- **SET TASK**
Tell how many lines in the data below include the word "营养方式是异养". The answer is the number only.

----------

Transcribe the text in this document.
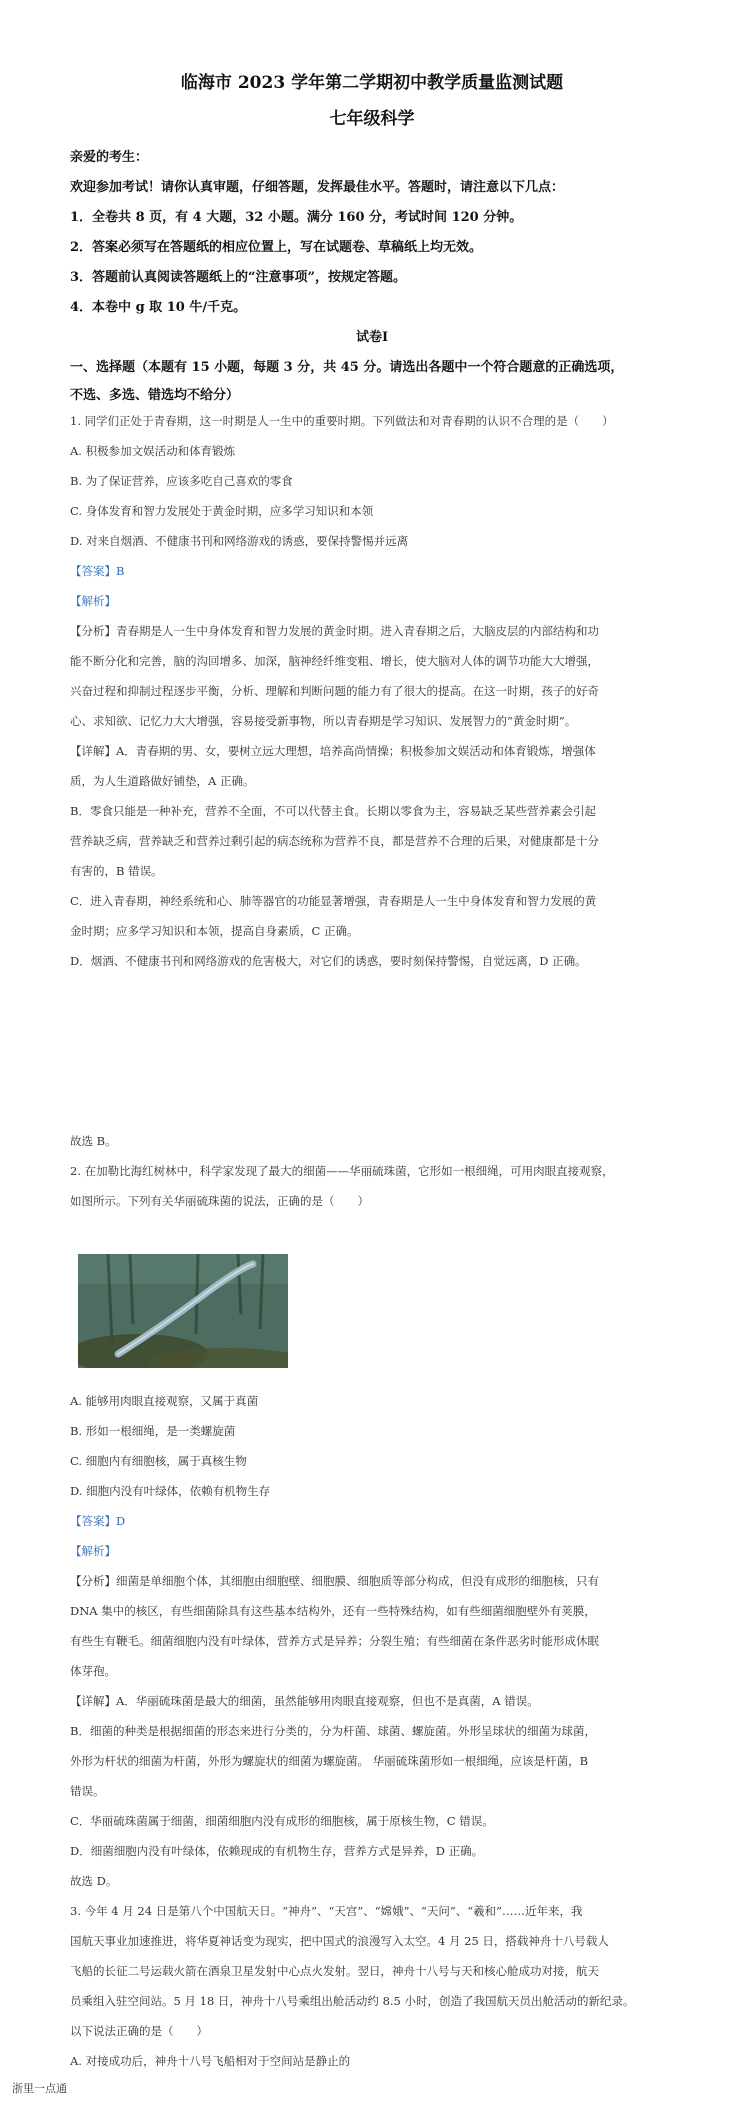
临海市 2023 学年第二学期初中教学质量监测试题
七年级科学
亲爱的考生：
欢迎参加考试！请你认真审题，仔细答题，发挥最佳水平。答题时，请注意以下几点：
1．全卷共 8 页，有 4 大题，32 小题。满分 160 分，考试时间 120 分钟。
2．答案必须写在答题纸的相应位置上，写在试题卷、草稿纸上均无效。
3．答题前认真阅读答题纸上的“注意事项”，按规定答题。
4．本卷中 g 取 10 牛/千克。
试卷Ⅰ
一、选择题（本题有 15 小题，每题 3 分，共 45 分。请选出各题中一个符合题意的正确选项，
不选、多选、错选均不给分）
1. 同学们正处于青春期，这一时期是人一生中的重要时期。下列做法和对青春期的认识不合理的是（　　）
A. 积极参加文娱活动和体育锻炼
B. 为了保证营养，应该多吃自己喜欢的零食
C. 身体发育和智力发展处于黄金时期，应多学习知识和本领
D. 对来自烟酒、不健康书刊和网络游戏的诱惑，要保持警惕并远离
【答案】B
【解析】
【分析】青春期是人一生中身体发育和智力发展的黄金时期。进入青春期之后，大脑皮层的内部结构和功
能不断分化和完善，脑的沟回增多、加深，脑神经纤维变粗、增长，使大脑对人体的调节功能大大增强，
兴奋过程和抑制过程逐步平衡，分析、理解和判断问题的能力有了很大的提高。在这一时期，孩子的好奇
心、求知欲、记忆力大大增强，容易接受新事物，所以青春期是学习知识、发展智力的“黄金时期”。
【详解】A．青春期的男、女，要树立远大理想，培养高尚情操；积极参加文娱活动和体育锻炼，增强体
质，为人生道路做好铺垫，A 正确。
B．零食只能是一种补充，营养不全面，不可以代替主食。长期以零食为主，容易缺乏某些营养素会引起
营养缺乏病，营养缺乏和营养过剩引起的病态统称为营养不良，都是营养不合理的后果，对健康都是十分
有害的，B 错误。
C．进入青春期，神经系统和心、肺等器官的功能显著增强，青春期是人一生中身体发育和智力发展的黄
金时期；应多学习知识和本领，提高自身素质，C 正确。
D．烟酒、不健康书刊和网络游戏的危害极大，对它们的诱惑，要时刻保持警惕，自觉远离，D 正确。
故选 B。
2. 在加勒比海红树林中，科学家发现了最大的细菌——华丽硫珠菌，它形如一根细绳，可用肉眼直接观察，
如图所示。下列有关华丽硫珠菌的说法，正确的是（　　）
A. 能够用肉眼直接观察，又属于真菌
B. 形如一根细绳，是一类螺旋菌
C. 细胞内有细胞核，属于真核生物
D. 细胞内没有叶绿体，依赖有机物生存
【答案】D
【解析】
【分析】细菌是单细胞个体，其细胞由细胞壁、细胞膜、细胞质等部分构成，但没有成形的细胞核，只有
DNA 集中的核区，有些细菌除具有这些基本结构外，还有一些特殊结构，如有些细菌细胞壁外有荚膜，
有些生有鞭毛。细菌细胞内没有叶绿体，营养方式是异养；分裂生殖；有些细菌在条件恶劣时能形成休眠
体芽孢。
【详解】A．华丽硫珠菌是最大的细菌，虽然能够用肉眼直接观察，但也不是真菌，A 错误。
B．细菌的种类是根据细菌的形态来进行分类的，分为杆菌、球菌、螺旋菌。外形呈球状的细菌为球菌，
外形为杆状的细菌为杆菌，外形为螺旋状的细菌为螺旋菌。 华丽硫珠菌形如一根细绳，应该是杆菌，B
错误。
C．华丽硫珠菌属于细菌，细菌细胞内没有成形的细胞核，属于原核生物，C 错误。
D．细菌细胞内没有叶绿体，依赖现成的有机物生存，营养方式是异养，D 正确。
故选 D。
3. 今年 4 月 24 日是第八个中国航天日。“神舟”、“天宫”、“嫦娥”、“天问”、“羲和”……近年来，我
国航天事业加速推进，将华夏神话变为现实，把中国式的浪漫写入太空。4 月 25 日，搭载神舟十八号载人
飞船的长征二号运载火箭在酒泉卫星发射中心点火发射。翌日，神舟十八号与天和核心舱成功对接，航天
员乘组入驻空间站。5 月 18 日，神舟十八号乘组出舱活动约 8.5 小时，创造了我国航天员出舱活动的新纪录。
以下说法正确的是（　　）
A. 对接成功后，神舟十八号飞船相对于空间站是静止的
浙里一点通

----------

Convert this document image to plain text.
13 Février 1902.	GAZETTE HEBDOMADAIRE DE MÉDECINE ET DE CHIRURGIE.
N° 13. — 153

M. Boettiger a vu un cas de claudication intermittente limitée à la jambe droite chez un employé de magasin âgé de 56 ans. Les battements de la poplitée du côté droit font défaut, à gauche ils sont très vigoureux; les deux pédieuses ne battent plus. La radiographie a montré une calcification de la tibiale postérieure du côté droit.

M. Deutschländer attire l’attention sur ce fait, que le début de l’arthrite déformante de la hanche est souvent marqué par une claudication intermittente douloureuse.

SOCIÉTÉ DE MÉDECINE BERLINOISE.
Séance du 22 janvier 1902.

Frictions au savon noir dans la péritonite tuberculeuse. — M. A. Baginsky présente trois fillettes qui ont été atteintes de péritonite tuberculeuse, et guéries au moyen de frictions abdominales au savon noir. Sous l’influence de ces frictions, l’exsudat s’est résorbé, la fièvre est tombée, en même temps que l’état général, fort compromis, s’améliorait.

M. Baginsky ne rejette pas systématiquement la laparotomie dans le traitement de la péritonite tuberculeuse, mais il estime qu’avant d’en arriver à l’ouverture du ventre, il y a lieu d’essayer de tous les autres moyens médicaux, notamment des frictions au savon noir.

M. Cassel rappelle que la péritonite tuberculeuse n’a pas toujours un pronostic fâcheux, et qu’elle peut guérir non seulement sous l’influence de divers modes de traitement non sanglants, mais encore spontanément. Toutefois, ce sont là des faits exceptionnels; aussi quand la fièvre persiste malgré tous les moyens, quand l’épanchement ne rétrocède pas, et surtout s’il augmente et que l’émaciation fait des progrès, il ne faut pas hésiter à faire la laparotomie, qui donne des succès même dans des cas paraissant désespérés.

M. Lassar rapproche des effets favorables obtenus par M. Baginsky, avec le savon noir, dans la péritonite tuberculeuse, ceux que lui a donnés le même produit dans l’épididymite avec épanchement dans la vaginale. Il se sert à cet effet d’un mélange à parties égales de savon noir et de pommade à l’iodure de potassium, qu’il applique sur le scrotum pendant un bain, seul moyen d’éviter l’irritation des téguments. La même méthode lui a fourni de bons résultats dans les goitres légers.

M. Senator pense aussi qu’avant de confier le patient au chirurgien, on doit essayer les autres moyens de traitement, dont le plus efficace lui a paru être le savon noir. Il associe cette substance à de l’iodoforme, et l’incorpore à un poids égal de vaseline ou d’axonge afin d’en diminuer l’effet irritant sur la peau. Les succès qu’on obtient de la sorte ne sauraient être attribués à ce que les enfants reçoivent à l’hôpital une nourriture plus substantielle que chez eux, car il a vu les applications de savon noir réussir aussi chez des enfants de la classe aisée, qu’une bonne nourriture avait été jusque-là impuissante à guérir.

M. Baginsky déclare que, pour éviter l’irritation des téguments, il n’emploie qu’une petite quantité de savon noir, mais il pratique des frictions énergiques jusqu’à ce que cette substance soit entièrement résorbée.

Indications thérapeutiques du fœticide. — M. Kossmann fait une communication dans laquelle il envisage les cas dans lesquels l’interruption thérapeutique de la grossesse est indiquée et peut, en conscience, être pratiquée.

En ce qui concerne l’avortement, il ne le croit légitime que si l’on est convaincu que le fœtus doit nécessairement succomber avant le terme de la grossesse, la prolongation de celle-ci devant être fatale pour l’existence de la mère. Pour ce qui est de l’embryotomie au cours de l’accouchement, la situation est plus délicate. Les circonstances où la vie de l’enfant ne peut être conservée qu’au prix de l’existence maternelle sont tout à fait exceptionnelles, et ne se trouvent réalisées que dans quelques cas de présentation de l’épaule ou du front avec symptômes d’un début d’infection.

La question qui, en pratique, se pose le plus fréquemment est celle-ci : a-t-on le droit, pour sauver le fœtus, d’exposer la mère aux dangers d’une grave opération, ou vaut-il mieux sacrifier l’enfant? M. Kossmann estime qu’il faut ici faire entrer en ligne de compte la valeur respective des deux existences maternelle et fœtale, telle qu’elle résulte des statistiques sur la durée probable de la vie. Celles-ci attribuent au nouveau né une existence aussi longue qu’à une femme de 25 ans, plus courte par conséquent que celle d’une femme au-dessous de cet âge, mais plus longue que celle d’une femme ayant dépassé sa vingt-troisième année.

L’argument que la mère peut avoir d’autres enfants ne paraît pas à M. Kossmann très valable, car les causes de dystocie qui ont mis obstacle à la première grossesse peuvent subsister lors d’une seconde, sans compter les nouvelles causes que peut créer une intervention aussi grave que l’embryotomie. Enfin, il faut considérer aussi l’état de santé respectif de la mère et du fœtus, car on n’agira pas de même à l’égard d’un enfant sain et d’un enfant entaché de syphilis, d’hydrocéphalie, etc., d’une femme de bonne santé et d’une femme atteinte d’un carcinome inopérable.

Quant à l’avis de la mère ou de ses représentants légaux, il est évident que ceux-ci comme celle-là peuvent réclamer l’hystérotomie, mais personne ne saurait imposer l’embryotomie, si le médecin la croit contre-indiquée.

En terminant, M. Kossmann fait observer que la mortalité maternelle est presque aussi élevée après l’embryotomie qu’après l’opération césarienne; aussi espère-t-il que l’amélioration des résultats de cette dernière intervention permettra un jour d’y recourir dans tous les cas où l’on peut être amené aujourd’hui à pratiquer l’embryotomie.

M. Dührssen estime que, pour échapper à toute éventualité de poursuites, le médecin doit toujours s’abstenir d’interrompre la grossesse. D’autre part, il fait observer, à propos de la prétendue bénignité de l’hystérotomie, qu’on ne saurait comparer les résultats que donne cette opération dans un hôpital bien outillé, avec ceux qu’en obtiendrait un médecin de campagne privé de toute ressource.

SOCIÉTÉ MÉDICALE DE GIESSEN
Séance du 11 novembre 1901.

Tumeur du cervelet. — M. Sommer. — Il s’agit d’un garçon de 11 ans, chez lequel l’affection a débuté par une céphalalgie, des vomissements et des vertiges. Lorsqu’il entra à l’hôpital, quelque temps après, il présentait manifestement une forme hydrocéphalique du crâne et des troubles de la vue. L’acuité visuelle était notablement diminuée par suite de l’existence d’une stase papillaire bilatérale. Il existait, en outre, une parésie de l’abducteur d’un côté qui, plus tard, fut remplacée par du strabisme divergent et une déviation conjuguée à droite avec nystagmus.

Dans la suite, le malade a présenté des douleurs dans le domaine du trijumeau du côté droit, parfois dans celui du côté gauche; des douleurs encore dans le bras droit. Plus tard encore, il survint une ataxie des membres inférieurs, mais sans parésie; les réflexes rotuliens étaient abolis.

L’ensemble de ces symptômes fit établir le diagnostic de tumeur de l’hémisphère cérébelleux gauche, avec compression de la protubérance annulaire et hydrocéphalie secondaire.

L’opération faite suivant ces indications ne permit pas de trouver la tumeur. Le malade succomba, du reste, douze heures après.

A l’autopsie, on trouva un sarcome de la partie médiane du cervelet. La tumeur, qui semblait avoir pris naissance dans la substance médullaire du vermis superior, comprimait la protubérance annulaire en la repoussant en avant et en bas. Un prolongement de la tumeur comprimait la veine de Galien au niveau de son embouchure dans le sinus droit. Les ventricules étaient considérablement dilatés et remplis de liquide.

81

----------

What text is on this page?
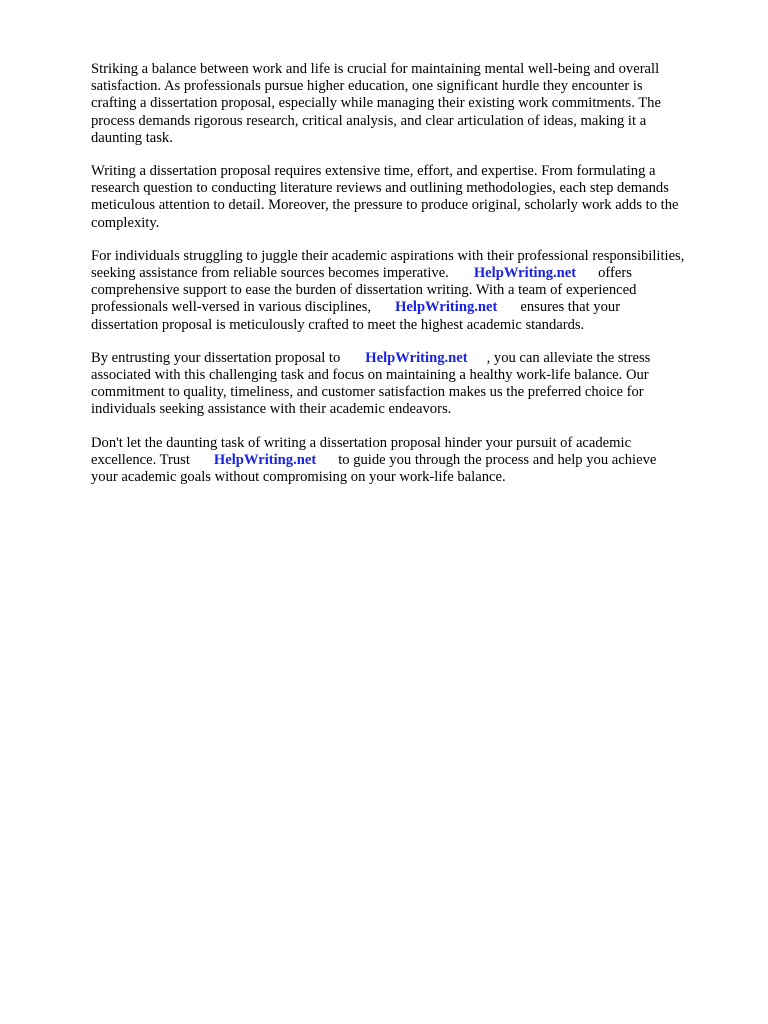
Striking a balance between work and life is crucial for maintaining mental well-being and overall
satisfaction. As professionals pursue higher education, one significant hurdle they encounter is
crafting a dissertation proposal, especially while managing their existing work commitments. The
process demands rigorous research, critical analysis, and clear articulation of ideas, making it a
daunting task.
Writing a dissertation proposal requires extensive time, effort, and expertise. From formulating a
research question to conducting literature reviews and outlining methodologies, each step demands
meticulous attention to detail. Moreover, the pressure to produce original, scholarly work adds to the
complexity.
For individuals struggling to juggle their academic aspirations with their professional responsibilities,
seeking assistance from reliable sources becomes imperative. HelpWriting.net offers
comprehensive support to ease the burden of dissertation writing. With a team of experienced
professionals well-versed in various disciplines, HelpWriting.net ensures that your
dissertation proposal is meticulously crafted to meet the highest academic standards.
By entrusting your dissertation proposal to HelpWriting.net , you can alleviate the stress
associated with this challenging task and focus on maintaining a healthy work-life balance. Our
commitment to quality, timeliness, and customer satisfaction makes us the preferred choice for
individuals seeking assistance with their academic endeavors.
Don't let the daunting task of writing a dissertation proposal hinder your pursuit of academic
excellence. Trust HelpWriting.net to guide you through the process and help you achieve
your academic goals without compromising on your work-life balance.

----------

- **COMPLETE ANSWER**
2